━━━ The records
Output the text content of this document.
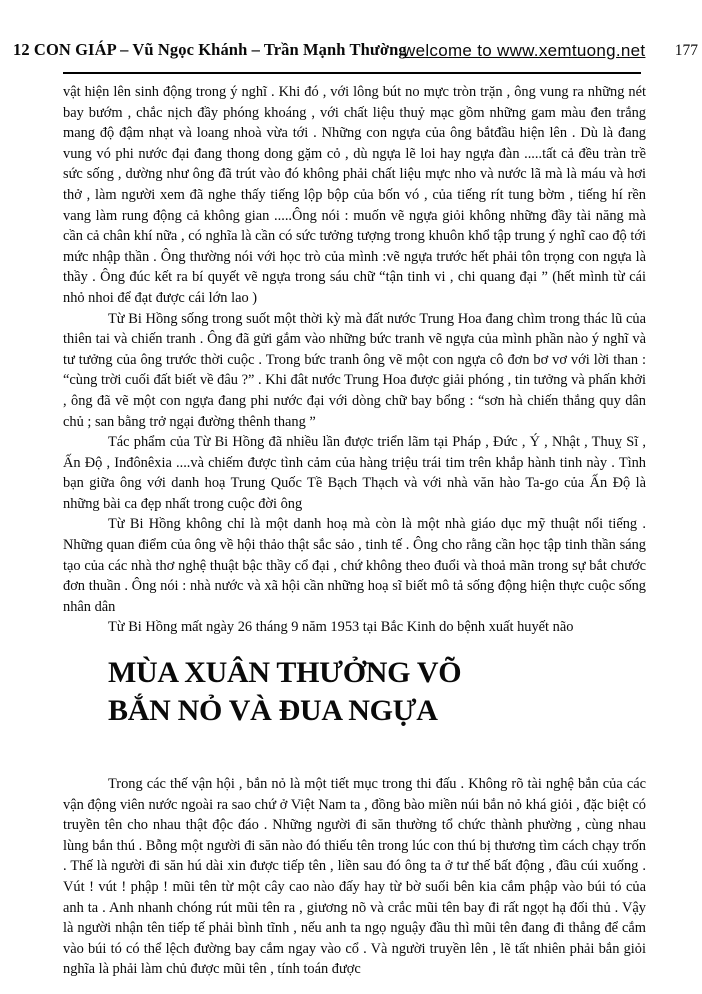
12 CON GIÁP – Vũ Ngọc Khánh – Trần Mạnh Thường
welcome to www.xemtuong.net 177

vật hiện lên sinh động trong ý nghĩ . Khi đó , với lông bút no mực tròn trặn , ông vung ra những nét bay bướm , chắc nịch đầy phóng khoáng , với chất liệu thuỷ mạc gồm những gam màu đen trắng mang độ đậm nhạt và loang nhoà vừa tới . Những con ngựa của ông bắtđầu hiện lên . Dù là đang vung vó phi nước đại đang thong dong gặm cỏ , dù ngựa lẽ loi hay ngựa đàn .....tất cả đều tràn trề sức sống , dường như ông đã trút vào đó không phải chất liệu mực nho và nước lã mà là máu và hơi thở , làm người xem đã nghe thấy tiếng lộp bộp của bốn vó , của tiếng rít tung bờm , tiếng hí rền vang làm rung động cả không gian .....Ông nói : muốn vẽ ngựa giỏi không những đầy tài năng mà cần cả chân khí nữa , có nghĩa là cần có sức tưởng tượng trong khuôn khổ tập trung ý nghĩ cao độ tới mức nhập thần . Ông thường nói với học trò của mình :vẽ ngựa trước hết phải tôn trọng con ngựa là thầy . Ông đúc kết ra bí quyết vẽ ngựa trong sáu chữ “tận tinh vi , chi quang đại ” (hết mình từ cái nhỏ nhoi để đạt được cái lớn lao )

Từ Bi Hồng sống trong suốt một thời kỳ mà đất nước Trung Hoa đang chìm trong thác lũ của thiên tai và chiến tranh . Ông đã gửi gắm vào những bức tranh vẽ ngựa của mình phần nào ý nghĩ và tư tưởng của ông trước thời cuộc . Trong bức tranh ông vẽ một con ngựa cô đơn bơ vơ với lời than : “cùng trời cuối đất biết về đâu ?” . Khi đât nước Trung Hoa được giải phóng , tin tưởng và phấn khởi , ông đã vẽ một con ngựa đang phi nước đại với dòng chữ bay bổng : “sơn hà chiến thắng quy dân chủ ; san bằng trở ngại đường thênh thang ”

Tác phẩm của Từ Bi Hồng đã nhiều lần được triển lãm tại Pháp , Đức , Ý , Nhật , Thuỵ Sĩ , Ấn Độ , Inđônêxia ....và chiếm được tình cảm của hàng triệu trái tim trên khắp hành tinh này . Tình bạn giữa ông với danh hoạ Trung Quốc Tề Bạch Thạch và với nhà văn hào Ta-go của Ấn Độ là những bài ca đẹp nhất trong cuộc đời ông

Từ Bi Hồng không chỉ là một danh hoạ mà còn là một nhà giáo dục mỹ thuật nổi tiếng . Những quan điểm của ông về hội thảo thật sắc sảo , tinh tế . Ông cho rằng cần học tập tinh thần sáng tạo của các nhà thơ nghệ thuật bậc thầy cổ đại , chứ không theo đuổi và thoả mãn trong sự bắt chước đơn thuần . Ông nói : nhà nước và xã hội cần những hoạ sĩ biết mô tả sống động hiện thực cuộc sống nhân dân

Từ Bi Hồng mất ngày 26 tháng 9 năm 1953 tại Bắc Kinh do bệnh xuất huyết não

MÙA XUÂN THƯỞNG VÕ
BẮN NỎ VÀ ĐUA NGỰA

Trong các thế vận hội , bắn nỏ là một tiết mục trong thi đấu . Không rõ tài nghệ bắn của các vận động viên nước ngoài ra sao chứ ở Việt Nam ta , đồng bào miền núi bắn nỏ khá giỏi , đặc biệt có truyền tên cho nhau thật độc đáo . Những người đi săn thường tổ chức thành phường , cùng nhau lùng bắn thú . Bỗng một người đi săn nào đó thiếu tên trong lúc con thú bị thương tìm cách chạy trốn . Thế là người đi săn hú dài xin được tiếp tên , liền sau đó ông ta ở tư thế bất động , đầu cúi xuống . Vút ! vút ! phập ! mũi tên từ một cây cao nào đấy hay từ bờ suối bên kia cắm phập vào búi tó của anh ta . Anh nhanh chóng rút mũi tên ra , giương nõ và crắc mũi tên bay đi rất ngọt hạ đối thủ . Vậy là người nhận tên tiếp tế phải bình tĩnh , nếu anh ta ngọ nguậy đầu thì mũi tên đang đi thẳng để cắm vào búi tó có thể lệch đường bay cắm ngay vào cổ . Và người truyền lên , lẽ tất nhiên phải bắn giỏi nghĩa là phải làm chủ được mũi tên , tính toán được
━━━━━━
━━━ The records
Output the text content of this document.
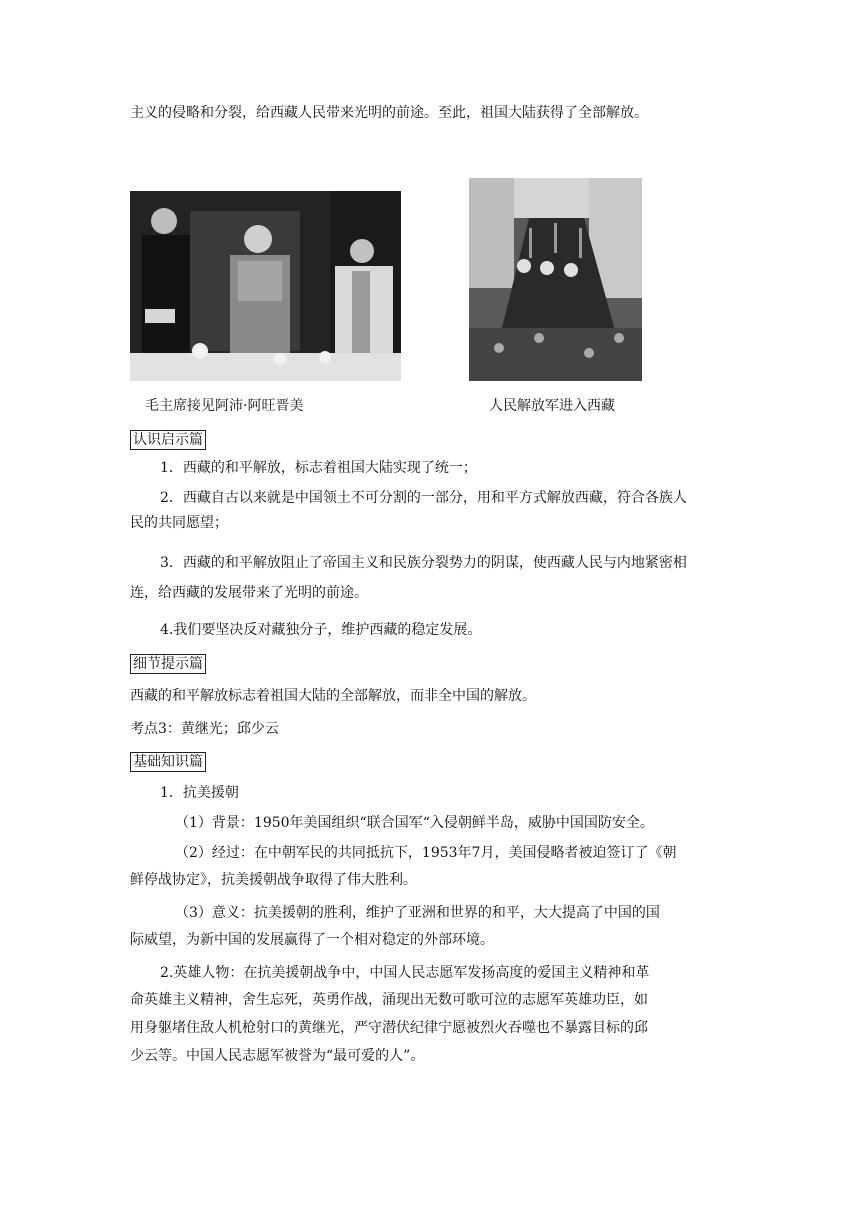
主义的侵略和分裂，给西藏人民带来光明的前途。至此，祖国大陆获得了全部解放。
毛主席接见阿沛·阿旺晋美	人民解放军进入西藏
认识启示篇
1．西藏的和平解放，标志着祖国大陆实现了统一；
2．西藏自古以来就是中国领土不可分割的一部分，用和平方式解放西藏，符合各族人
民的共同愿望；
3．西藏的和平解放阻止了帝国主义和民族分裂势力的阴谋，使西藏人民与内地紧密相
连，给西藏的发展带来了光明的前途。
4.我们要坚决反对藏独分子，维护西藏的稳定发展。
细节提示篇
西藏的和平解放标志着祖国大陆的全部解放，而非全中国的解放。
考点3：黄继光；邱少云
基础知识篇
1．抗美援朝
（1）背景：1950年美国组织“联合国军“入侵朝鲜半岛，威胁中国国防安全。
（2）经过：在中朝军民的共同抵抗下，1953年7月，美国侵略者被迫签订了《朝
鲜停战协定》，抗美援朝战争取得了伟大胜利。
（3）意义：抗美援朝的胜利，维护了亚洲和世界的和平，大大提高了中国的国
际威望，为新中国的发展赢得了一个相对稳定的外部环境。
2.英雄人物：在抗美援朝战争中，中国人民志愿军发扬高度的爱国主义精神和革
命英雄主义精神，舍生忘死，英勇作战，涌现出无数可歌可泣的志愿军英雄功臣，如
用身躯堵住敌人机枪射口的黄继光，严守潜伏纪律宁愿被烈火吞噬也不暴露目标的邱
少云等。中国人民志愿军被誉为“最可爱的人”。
━━━━━━
━━━ The records
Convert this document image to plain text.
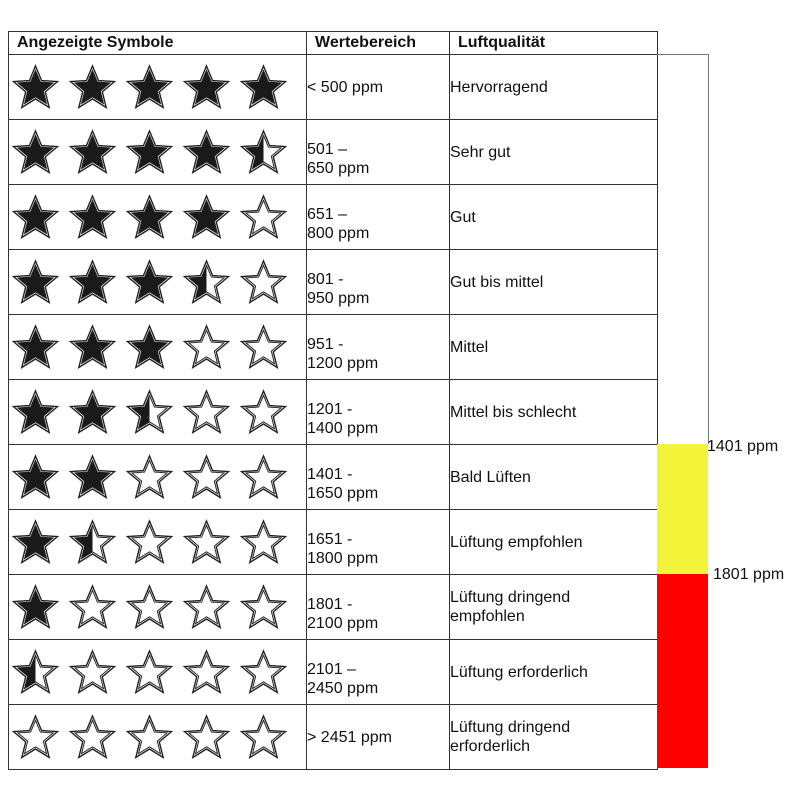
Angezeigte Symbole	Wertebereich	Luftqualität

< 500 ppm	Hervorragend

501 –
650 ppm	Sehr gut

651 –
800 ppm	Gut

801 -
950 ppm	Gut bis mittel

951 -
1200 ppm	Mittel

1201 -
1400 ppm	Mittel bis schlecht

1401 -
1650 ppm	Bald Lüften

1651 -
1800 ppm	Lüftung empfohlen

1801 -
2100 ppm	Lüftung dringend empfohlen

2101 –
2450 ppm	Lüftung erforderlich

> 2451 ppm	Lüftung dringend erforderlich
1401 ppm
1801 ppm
━━━━━━
Task >>
For each line in the data above that contains the string "dringend", extract the line.

Response to the exercise >>
2100 ppm	Lüftung dringend empfohlen
> 2451 ppm	Lüftung dringend erforderlich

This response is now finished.